**The task:**
Say how many lines contain "samtlige", using only the number.

**Records from a data collection:**
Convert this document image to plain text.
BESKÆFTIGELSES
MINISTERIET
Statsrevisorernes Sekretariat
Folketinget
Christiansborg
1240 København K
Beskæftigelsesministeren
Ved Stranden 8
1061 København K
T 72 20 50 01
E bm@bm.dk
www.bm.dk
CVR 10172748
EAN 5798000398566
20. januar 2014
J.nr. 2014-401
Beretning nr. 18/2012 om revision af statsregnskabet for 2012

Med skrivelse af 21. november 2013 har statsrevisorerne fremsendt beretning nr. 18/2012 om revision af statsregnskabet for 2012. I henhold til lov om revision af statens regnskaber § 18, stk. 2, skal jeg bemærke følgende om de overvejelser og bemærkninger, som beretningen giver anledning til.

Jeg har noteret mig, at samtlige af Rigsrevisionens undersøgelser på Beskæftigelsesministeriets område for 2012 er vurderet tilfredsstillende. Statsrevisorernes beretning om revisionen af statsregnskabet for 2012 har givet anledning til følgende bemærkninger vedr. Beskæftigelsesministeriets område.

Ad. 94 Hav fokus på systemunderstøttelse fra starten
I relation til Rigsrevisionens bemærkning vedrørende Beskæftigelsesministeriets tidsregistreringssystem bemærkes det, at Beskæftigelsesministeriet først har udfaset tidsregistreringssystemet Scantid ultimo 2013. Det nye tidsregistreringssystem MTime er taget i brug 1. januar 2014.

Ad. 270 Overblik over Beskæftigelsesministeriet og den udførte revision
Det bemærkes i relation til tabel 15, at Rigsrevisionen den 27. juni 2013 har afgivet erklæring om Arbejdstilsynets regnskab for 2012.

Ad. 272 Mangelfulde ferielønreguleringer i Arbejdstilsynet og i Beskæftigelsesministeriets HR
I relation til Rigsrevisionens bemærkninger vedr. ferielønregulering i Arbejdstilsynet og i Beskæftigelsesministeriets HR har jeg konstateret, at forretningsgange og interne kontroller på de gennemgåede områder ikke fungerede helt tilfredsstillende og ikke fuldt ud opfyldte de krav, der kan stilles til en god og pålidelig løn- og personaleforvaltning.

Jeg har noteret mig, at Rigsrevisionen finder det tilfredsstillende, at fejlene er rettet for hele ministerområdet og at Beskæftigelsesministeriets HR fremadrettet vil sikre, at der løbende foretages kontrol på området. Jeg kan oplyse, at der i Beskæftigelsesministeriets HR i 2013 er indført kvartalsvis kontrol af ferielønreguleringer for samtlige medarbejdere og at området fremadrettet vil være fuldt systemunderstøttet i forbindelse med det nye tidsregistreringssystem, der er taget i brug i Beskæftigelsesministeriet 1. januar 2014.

* * *

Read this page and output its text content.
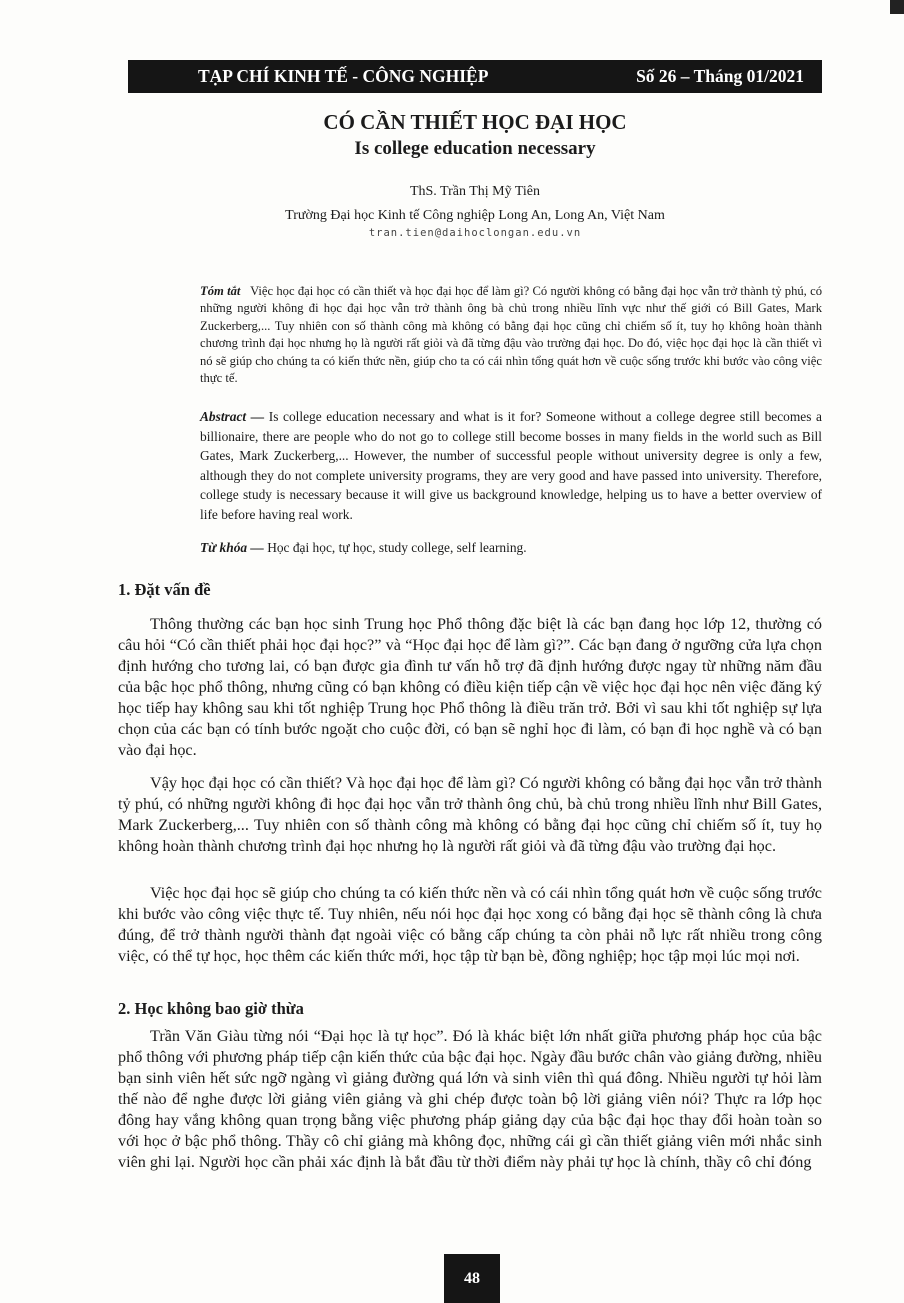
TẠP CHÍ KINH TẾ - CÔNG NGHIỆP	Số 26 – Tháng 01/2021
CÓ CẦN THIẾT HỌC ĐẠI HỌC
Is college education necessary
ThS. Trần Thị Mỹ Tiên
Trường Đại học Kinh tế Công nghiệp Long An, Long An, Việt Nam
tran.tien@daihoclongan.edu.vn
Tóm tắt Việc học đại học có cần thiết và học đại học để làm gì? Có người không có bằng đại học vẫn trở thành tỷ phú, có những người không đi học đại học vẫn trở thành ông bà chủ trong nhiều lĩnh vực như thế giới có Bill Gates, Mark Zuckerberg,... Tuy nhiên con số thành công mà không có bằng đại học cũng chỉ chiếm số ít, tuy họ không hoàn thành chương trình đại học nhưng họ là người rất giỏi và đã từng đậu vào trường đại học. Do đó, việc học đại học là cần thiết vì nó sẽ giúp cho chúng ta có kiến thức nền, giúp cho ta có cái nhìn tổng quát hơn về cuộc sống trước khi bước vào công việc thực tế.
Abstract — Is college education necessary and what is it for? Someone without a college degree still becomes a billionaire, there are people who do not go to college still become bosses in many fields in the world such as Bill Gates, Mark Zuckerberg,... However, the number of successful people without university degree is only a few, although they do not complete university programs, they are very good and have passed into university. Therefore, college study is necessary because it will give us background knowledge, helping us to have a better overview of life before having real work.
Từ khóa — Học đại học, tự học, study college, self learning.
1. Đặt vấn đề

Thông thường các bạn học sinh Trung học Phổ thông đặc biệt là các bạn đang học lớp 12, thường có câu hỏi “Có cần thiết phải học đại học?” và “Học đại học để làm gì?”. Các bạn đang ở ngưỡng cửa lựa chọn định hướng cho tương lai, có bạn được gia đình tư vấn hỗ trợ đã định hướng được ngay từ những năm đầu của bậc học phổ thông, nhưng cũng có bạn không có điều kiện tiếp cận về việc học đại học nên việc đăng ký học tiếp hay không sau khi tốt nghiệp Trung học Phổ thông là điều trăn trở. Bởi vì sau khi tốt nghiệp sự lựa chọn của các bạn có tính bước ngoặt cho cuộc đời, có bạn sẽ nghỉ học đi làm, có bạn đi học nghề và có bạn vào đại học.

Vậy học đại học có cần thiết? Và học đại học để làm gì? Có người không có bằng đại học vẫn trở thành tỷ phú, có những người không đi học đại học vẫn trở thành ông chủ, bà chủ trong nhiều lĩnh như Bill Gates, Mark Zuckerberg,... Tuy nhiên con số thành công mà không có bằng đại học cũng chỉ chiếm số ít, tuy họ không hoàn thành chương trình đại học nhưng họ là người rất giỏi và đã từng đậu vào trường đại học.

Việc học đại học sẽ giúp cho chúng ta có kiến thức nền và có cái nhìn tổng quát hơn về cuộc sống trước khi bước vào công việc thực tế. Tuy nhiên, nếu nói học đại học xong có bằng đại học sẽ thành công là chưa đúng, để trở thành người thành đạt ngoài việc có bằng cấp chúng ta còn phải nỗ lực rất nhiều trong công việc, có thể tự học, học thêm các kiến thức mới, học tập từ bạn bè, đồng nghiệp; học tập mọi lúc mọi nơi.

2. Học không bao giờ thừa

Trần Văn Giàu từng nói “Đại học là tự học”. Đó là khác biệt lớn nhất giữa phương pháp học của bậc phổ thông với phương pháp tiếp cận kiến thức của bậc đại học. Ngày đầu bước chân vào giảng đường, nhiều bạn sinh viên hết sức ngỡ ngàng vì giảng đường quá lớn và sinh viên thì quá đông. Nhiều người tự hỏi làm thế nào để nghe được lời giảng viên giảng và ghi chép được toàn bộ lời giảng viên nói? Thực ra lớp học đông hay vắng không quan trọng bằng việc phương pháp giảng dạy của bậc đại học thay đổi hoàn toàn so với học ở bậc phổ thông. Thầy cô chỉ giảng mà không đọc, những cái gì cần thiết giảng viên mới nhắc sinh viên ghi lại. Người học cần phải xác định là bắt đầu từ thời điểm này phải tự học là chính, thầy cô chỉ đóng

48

**Response:**
2